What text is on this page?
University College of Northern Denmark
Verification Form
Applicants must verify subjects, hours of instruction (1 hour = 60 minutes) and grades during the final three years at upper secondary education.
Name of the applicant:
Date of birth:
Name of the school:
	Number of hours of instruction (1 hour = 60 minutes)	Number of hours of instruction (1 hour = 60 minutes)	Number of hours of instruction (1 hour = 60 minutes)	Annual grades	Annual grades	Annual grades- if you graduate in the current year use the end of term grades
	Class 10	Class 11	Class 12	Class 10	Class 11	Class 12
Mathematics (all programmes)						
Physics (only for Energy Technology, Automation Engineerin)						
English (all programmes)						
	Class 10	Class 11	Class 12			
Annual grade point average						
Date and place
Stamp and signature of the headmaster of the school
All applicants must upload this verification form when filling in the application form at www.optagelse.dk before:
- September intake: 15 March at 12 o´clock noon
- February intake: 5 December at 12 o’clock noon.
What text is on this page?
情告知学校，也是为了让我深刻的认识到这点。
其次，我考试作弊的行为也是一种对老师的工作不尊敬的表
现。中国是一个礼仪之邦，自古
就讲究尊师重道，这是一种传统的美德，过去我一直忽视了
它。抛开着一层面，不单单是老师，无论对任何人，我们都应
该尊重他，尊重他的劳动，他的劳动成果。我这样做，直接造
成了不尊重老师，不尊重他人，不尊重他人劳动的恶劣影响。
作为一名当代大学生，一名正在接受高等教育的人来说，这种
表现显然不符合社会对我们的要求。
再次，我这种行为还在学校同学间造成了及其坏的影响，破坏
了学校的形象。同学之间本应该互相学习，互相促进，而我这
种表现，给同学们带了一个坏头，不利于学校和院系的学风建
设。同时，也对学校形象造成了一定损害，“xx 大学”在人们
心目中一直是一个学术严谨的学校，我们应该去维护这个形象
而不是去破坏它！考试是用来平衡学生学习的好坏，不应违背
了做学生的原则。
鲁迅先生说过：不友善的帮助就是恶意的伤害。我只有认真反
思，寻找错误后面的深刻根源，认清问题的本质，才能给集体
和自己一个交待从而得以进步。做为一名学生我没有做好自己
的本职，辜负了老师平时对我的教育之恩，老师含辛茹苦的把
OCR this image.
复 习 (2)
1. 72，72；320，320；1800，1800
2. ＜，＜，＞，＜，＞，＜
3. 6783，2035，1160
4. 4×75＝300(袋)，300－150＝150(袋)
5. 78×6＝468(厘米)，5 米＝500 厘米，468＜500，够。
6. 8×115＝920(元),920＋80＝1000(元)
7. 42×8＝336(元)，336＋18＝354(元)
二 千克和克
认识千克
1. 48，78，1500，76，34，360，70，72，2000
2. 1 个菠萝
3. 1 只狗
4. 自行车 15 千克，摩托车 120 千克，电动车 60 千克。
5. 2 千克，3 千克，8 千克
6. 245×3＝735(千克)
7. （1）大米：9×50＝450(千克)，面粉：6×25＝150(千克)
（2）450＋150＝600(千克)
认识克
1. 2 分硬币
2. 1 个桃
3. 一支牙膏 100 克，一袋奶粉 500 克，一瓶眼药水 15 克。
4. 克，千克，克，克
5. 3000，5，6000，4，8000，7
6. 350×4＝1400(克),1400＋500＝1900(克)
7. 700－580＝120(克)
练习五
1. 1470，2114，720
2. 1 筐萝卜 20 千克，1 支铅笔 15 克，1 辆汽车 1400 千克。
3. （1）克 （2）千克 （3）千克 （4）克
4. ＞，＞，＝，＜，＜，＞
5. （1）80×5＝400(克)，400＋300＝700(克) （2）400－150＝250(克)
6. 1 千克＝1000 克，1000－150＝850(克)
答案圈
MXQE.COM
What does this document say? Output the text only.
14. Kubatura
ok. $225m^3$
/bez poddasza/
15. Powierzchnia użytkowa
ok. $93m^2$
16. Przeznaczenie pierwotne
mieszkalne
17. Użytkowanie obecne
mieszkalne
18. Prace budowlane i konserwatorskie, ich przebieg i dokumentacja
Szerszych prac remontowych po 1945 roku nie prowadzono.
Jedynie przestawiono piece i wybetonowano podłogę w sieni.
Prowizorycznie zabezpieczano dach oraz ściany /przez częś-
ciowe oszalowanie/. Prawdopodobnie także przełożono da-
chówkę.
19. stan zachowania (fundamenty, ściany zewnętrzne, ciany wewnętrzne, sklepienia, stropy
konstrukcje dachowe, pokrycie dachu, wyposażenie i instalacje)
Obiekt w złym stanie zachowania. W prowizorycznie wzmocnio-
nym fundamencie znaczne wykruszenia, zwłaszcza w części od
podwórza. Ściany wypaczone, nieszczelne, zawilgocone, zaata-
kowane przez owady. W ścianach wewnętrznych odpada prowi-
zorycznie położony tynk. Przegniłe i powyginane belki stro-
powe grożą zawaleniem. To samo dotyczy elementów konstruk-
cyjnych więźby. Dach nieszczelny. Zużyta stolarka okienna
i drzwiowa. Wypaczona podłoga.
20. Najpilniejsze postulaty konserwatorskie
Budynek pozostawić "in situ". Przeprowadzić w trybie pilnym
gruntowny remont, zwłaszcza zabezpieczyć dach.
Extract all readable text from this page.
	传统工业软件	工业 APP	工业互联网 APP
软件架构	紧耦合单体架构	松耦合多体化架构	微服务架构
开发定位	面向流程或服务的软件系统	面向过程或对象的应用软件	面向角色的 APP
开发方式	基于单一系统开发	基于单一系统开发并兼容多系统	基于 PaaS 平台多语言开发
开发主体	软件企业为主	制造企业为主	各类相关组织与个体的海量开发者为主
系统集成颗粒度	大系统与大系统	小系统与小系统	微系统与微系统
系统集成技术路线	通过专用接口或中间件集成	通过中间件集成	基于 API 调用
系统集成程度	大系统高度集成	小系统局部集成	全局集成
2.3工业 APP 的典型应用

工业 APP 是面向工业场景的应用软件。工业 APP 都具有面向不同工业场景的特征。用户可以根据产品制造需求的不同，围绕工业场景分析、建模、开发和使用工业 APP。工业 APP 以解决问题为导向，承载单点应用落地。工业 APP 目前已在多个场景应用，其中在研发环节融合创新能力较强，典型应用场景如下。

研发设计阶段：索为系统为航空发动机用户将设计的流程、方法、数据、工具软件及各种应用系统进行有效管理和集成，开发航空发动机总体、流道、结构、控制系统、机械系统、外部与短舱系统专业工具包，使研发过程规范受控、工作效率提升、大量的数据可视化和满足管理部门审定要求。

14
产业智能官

■ ■ ■ ■

### Objective
Print exactly the lines above, starting at the line that contains "Extract all readable text from this page." and ending with the last line of the records, both included.

### Task answer
Extract all readable text from this page.
	传统工业软件	工业 APP	工业互联网 APP
软件架构	紧耦合单体架构	松耦合多体化架构	微服务架构
开发定位	面向流程或服务的软件系统	面向过程或对象的应用软件	面向角色的 APP
开发方式	基于单一系统开发	基于单一系统开发并兼容多系统	基于 PaaS 平台多语言开发
开发主体	软件企业为主	制造企业为主	各类相关组织与个体的海量开发者为主
系统集成颗粒度	大系统与大系统	小系统与小系统	微系统与微系统
系统集成技术路线	通过专用接口或中间件集成	通过中间件集成	基于 API 调用
系统集成程度	大系统高度集成	小系统局部集成	全局集成
2.3工业 APP 的典型应用

工业 APP 是面向工业场景的应用软件。工业 APP 都具有面向不同工业场景的特征。用户可以根据产品制造需求的不同，围绕工业场景分析、建模、开发和使用工业 APP。工业 APP 以解决问题为导向，承载单点应用落地。工业 APP 目前已在多个场景应用，其中在研发环节融合创新能力较强，典型应用场景如下。

研发设计阶段：索为系统为航空发动机用户将设计的流程、方法、数据、工具软件及各种应用系统进行有效管理和集成，开发航空发动机总体、流道、结构、控制系统、机械系统、外部与短舱系统专业工具包，使研发过程规范受控、工作效率提升、大量的数据可视化和满足管理部门审定要求。

14
产业智能官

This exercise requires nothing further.